Data for processing:
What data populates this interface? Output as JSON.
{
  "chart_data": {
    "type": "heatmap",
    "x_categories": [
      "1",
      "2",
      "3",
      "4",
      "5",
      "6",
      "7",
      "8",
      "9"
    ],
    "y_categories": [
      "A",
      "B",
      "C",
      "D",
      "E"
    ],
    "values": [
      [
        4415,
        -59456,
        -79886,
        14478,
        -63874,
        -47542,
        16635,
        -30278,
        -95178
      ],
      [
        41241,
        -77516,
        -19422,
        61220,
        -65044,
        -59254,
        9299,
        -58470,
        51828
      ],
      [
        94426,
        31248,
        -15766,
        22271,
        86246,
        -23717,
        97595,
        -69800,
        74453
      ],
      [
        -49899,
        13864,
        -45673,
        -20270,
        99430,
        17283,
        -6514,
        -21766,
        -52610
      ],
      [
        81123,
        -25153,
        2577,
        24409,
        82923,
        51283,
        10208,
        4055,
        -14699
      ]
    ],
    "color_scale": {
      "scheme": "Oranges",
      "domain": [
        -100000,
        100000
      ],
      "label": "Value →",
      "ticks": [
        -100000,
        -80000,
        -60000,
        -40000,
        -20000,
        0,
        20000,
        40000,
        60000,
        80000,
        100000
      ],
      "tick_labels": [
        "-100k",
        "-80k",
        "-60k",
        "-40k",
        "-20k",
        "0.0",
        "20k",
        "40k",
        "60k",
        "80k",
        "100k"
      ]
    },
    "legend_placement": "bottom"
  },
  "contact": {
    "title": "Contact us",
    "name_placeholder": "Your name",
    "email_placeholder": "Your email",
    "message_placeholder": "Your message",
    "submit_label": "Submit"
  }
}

==

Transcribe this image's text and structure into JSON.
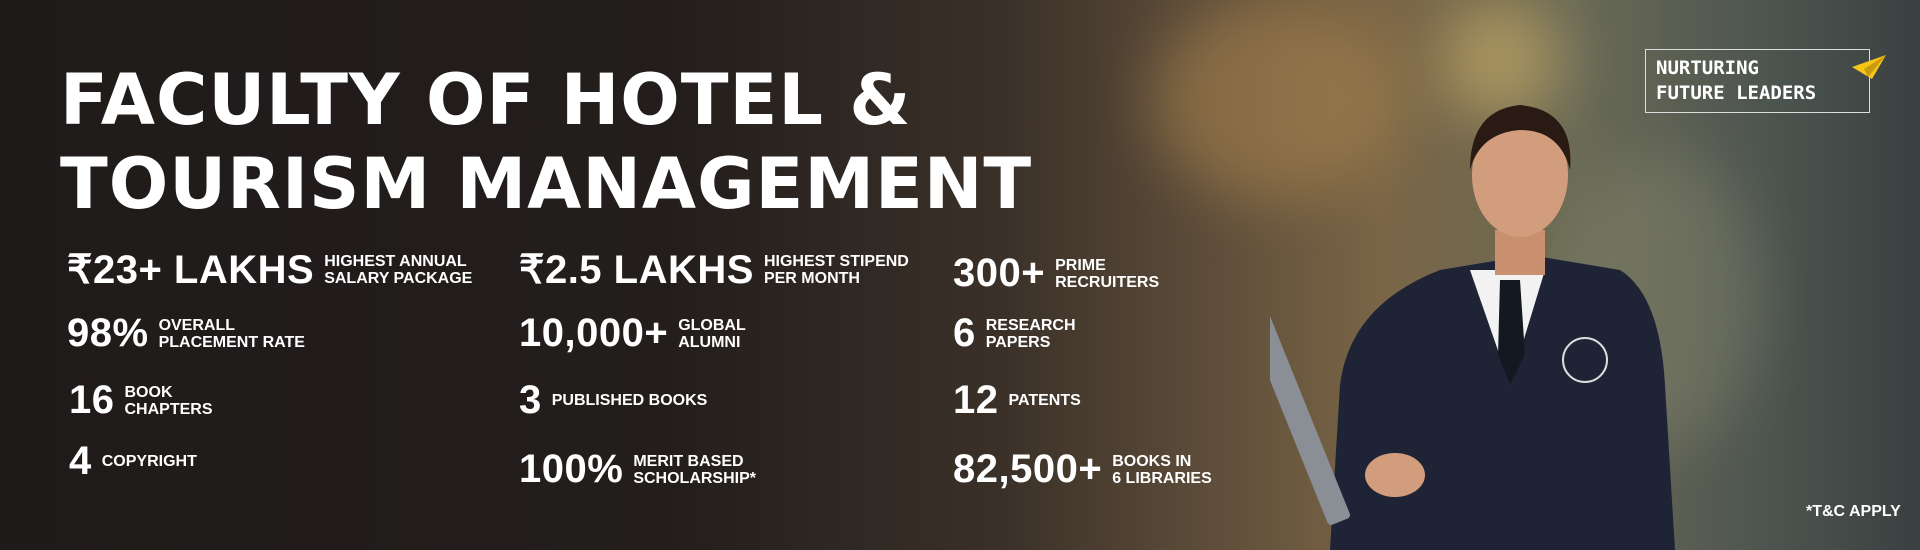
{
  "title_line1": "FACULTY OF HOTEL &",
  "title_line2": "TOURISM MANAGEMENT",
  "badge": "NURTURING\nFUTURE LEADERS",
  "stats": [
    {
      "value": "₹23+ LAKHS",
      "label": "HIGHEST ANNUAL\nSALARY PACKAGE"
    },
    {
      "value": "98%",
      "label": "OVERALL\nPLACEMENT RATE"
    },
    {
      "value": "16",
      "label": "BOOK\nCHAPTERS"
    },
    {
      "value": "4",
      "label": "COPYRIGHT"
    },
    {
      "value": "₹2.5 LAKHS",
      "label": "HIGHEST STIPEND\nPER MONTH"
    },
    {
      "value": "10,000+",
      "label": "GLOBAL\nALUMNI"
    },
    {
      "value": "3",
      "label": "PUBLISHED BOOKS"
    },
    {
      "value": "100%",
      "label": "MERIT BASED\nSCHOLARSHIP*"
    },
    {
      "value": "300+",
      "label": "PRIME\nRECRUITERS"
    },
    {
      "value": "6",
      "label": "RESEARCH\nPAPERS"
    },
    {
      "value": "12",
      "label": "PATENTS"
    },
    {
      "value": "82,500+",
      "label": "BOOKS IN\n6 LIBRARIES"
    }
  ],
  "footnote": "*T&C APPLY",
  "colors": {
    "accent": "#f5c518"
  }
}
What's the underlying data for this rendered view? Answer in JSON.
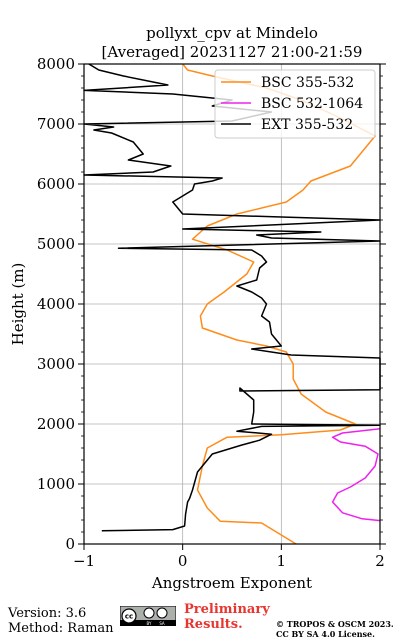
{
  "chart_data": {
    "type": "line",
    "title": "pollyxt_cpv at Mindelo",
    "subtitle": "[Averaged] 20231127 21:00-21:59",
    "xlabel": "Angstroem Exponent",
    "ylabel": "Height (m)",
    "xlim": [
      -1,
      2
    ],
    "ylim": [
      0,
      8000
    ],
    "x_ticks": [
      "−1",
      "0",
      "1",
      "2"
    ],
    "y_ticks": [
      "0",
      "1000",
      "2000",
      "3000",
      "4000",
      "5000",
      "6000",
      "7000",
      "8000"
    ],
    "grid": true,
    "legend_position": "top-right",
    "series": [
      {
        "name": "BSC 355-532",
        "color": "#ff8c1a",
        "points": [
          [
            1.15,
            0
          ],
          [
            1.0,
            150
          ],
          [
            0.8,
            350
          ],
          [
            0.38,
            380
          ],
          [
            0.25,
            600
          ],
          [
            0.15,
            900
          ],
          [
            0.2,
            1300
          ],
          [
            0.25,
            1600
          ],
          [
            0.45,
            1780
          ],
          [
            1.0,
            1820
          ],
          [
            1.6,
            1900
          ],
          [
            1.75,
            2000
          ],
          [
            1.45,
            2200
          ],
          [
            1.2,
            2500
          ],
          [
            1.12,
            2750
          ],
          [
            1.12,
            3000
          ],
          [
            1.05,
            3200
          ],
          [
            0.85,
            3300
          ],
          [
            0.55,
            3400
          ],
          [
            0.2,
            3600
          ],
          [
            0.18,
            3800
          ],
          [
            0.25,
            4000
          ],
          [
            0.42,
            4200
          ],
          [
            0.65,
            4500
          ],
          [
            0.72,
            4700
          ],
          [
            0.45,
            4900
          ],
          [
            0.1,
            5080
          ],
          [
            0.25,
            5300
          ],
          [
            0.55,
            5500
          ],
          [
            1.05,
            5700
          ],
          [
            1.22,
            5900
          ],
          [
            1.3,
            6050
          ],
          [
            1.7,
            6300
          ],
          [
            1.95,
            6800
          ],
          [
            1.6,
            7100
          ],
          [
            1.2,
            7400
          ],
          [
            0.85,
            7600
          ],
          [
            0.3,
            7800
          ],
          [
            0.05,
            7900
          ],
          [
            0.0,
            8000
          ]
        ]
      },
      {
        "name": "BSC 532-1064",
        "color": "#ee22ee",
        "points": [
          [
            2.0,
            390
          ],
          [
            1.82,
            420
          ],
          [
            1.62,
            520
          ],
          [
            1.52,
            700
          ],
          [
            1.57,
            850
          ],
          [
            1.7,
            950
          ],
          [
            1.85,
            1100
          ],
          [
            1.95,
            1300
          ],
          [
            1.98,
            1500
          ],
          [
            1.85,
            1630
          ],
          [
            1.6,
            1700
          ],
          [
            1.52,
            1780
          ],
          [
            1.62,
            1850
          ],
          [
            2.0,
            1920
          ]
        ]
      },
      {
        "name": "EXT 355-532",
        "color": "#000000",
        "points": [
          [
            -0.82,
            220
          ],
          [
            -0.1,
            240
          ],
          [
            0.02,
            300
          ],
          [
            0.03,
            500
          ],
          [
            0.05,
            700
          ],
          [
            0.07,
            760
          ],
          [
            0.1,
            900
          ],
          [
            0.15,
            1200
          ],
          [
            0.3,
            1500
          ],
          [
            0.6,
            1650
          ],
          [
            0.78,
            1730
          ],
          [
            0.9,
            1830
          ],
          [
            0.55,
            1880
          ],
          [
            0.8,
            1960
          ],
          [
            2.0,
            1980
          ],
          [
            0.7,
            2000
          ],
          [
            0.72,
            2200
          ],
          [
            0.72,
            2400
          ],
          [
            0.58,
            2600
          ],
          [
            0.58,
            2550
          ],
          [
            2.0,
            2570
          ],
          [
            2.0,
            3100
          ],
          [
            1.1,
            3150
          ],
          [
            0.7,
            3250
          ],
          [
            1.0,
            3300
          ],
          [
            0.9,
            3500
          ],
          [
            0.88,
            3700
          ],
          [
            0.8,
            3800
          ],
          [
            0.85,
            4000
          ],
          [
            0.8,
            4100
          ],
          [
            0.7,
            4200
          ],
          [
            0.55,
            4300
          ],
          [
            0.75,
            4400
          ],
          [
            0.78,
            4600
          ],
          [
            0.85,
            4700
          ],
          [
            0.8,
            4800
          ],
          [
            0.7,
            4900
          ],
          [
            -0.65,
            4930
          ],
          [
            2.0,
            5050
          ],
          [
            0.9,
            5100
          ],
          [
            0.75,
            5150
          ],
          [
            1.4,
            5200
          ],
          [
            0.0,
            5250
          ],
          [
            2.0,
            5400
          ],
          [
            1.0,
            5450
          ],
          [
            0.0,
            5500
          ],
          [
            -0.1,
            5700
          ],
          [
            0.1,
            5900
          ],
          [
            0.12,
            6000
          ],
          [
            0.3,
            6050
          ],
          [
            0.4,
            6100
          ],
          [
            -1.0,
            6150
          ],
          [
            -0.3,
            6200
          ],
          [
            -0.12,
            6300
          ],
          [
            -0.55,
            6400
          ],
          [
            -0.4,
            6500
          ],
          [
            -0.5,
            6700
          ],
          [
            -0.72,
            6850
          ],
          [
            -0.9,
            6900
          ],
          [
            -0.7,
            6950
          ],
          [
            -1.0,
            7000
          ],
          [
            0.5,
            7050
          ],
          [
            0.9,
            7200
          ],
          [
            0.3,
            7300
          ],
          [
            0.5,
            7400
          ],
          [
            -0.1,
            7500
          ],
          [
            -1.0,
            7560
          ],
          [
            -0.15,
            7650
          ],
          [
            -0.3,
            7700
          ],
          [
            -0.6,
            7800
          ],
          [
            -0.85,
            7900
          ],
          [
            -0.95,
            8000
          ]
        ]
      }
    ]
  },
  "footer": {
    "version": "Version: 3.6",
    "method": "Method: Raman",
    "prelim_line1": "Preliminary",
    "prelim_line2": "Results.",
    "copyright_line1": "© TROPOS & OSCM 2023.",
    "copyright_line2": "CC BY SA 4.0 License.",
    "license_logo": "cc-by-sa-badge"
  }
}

---

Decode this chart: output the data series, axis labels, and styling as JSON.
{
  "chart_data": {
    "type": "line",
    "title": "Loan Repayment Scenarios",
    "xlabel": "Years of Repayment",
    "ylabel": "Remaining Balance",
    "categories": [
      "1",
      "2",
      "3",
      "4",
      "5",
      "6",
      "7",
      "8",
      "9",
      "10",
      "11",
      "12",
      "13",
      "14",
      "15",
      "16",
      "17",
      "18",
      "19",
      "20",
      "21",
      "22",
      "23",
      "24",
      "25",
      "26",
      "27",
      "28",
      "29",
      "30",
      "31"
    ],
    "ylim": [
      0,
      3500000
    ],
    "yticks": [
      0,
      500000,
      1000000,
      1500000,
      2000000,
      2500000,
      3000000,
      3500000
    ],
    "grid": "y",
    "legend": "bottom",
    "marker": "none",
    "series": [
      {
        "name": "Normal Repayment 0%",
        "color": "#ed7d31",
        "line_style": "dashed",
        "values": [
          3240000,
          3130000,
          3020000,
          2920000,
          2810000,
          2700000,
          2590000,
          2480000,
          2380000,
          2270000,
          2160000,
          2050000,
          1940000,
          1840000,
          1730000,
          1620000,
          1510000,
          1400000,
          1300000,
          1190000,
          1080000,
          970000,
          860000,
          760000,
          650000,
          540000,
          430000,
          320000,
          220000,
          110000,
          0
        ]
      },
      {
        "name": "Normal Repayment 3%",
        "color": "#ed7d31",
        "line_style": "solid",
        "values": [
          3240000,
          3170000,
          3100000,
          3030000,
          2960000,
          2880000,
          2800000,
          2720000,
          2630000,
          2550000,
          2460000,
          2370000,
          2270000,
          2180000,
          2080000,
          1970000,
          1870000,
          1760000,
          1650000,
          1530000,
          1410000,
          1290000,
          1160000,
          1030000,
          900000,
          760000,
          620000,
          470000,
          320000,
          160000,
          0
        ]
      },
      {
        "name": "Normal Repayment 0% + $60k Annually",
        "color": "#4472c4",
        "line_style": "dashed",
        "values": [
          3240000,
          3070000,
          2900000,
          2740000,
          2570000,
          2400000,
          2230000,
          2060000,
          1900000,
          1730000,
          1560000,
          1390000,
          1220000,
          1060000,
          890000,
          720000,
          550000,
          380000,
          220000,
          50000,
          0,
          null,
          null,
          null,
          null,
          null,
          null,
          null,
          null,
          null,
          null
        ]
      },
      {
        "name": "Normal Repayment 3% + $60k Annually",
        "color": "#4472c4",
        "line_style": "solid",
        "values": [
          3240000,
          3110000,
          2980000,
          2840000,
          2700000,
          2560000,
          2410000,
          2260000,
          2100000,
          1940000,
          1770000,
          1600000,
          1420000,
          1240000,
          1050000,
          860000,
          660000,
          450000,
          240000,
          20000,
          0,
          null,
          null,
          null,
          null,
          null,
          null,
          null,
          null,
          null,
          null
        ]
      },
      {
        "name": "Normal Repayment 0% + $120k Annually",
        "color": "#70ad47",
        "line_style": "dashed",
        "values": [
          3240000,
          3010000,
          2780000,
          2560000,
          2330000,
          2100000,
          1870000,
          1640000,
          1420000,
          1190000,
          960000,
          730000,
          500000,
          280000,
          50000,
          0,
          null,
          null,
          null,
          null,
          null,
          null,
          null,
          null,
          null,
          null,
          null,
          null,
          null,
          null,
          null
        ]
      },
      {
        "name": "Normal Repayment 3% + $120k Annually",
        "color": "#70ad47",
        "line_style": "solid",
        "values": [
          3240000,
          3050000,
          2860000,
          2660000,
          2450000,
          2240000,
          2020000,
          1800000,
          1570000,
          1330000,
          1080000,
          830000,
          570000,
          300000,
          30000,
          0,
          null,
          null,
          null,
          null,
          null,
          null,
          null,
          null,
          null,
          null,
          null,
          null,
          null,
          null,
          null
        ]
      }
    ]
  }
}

Written task: Select the lines from the entries that include the word "BOOKS".

Result below:
      "label": "PUBLISHED BOOKS"
      "label": "BOOKS IN\n6 LIBRARIES"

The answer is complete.